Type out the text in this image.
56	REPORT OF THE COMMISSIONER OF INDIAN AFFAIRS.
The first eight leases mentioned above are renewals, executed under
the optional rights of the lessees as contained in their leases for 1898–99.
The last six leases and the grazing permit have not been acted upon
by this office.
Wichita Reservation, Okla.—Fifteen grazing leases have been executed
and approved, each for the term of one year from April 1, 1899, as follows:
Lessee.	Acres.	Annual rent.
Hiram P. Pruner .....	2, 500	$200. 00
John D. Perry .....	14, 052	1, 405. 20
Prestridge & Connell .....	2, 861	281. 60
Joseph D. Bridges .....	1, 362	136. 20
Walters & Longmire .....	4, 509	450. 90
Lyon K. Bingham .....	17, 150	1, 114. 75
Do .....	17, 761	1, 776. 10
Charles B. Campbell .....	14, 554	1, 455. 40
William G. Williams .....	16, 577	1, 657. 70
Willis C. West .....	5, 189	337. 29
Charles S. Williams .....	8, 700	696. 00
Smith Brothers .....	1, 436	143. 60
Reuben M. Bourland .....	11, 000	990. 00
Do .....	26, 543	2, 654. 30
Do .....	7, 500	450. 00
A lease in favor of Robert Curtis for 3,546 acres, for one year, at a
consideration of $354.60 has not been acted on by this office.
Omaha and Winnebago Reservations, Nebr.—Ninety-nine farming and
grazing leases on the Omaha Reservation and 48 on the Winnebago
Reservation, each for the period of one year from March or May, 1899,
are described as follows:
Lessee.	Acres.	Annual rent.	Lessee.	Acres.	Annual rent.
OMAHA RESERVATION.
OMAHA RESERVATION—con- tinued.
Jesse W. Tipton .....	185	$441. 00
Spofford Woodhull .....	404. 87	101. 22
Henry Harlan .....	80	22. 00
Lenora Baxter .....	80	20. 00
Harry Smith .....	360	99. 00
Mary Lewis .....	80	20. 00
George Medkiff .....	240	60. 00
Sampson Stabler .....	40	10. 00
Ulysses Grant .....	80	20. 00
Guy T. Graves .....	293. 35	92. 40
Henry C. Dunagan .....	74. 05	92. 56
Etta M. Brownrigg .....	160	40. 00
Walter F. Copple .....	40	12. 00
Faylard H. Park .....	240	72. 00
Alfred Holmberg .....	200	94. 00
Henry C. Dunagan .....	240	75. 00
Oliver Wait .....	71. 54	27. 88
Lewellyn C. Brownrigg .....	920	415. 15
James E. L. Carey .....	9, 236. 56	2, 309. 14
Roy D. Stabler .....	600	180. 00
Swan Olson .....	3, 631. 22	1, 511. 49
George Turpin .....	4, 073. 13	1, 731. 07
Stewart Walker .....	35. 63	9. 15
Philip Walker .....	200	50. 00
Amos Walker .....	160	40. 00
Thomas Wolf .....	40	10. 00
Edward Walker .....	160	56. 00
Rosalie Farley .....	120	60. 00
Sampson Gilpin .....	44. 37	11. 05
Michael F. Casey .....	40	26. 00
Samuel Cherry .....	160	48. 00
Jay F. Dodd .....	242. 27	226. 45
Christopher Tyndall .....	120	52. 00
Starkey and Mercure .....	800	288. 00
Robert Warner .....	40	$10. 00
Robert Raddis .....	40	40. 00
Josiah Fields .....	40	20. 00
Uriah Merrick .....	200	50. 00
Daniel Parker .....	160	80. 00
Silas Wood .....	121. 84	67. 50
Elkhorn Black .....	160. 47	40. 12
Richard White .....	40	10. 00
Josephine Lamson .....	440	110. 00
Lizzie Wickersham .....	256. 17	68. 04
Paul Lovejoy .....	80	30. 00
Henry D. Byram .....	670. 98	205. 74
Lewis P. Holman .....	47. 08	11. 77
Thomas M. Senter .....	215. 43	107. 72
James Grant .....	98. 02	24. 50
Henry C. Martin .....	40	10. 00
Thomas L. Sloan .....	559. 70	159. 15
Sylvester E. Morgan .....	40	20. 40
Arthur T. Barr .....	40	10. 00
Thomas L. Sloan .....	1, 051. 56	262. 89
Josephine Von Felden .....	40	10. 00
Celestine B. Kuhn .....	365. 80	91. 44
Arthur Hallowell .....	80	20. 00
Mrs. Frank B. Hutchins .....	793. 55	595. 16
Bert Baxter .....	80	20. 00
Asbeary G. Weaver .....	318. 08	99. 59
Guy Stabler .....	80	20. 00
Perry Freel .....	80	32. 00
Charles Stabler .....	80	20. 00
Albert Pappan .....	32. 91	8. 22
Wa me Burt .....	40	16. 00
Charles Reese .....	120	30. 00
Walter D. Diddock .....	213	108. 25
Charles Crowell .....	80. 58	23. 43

:::

Repeat each of the entries above precisely as given.

◆ **COMPLETE OUTPUT**
Type out the text in this image.
56	REPORT OF THE COMMISSIONER OF INDIAN AFFAIRS.
The first eight leases mentioned above are renewals, executed under
the optional rights of the lessees as contained in their leases for 1898–99.
The last six leases and the grazing permit have not been acted upon
by this office.
Wichita Reservation, Okla.—Fifteen grazing leases have been executed
and approved, each for the term of one year from April 1, 1899, as follows:
Lessee.	Acres.	Annual rent.
Hiram P. Pruner .....	2, 500	$200. 00
John D. Perry .....	14, 052	1, 405. 20
Prestridge & Connell .....	2, 861	281. 60
Joseph D. Bridges .....	1, 362	136. 20
Walters & Longmire .....	4, 509	450. 90
Lyon K. Bingham .....	17, 150	1, 114. 75
Do .....	17, 761	1, 776. 10
Charles B. Campbell .....	14, 554	1, 455. 40
William G. Williams .....	16, 577	1, 657. 70
Willis C. West .....	5, 189	337. 29
Charles S. Williams .....	8, 700	696. 00
Smith Brothers .....	1, 436	143. 60
Reuben M. Bourland .....	11, 000	990. 00
Do .....	26, 543	2, 654. 30
Do .....	7, 500	450. 00
A lease in favor of Robert Curtis for 3,546 acres, for one year, at a
consideration of $354.60 has not been acted on by this office.
Omaha and Winnebago Reservations, Nebr.—Ninety-nine farming and
grazing leases on the Omaha Reservation and 48 on the Winnebago
Reservation, each for the period of one year from March or May, 1899,
are described as follows:
Lessee.	Acres.	Annual rent.	Lessee.	Acres.	Annual rent.
OMAHA RESERVATION.
OMAHA RESERVATION—con- tinued.
Jesse W. Tipton .....	185	$441. 00
Spofford Woodhull .....	404. 87	101. 22
Henry Harlan .....	80	22. 00
Lenora Baxter .....	80	20. 00
Harry Smith .....	360	99. 00
Mary Lewis .....	80	20. 00
George Medkiff .....	240	60. 00
Sampson Stabler .....	40	10. 00
Ulysses Grant .....	80	20. 00
Guy T. Graves .....	293. 35	92. 40
Henry C. Dunagan .....	74. 05	92. 56
Etta M. Brownrigg .....	160	40. 00
Walter F. Copple .....	40	12. 00
Faylard H. Park .....	240	72. 00
Alfred Holmberg .....	200	94. 00
Henry C. Dunagan .....	240	75. 00
Oliver Wait .....	71. 54	27. 88
Lewellyn C. Brownrigg .....	920	415. 15
James E. L. Carey .....	9, 236. 56	2, 309. 14
Roy D. Stabler .....	600	180. 00
Swan Olson .....	3, 631. 22	1, 511. 49
George Turpin .....	4, 073. 13	1, 731. 07
Stewart Walker .....	35. 63	9. 15
Philip Walker .....	200	50. 00
Amos Walker .....	160	40. 00
Thomas Wolf .....	40	10. 00
Edward Walker .....	160	56. 00
Rosalie Farley .....	120	60. 00
Sampson Gilpin .....	44. 37	11. 05
Michael F. Casey .....	40	26. 00
Samuel Cherry .....	160	48. 00
Jay F. Dodd .....	242. 27	226. 45
Christopher Tyndall .....	120	52. 00
Starkey and Mercure .....	800	288. 00
Robert Warner .....	40	$10. 00
Robert Raddis .....	40	40. 00
Josiah Fields .....	40	20. 00
Uriah Merrick .....	200	50. 00
Daniel Parker .....	160	80. 00
Silas Wood .....	121. 84	67. 50
Elkhorn Black .....	160. 47	40. 12
Richard White .....	40	10. 00
Josephine Lamson .....	440	110. 00
Lizzie Wickersham .....	256. 17	68. 04
Paul Lovejoy .....	80	30. 00
Henry D. Byram .....	670. 98	205. 74
Lewis P. Holman .....	47. 08	11. 77
Thomas M. Senter .....	215. 43	107. 72
James Grant .....	98. 02	24. 50
Henry C. Martin .....	40	10. 00
Thomas L. Sloan .....	559. 70	159. 15
Sylvester E. Morgan .....	40	20. 40
Arthur T. Barr .....	40	10. 00
Thomas L. Sloan .....	1, 051. 56	262. 89
Josephine Von Felden .....	40	10. 00
Celestine B. Kuhn .....	365. 80	91. 44
Arthur Hallowell .....	80	20. 00
Mrs. Frank B. Hutchins .....	793. 55	595. 16
Bert Baxter .....	80	20. 00
Asbeary G. Weaver .....	318. 08	99. 59
Guy Stabler .....	80	20. 00
Perry Freel .....	80	32. 00
Charles Stabler .....	80	20. 00
Albert Pappan .....	32. 91	8. 22
Wa me Burt .....	40	16. 00
Charles Reese .....	120	30. 00
Walter D. Diddock .....	213	108. 25
Charles Crowell .....	80. 58	23. 43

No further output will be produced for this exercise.